Job:
Tally the lines in these records that hold the string "name", and reply with the number alone.

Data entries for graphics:
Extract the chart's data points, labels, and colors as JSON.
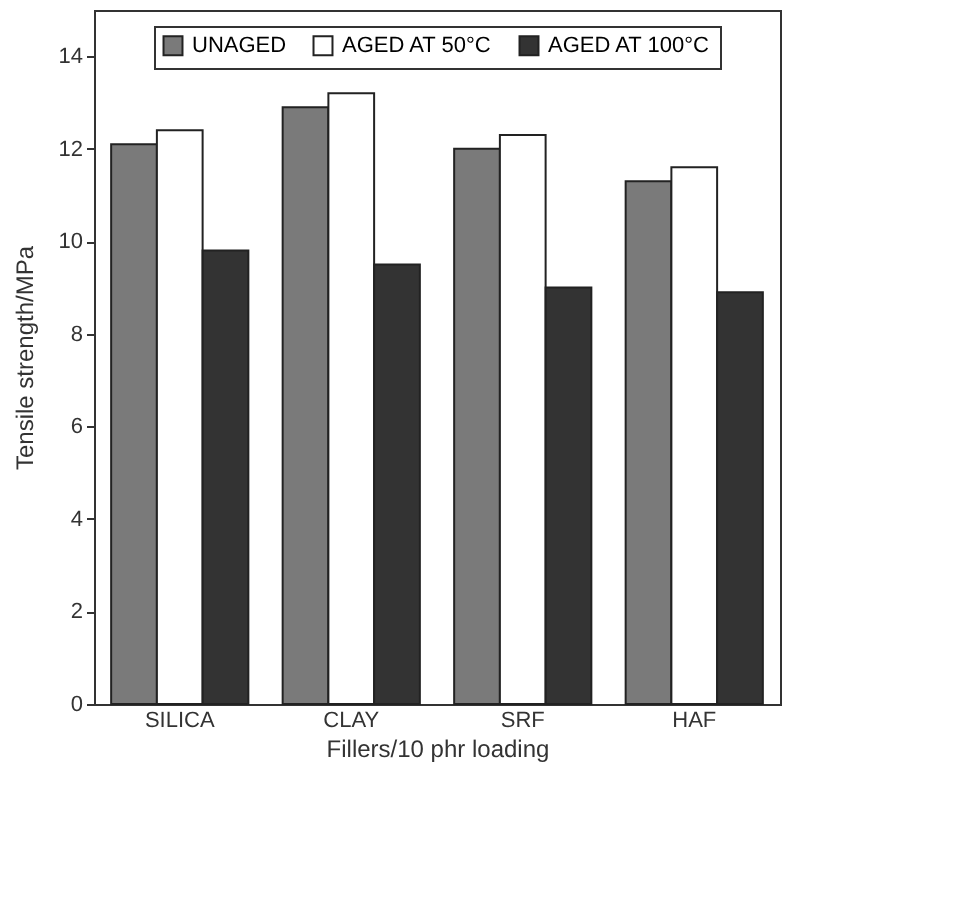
{
  "chart_data": {
    "type": "bar",
    "xlabel": "Fillers/10 phr loading",
    "ylabel": "Tensile strength/MPa",
    "categories": [
      "SILICA",
      "CLAY",
      "SRF",
      "HAF"
    ],
    "series": [
      {
        "name": "UNAGED",
        "color": "#7a7a7a",
        "values": [
          12.1,
          12.9,
          12.0,
          11.3
        ]
      },
      {
        "name": "AGED AT 50°C",
        "color": "#ffffff",
        "values": [
          12.4,
          13.2,
          12.3,
          11.6
        ]
      },
      {
        "name": "AGED AT 100°C",
        "color": "#333333",
        "values": [
          9.8,
          9.5,
          9.0,
          8.9
        ]
      }
    ],
    "ylim": [
      0,
      15
    ],
    "yticks": [
      0,
      2,
      4,
      6,
      8,
      10,
      12,
      14
    ],
    "grid": false,
    "legend": "top"
  }
}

Correct response:
3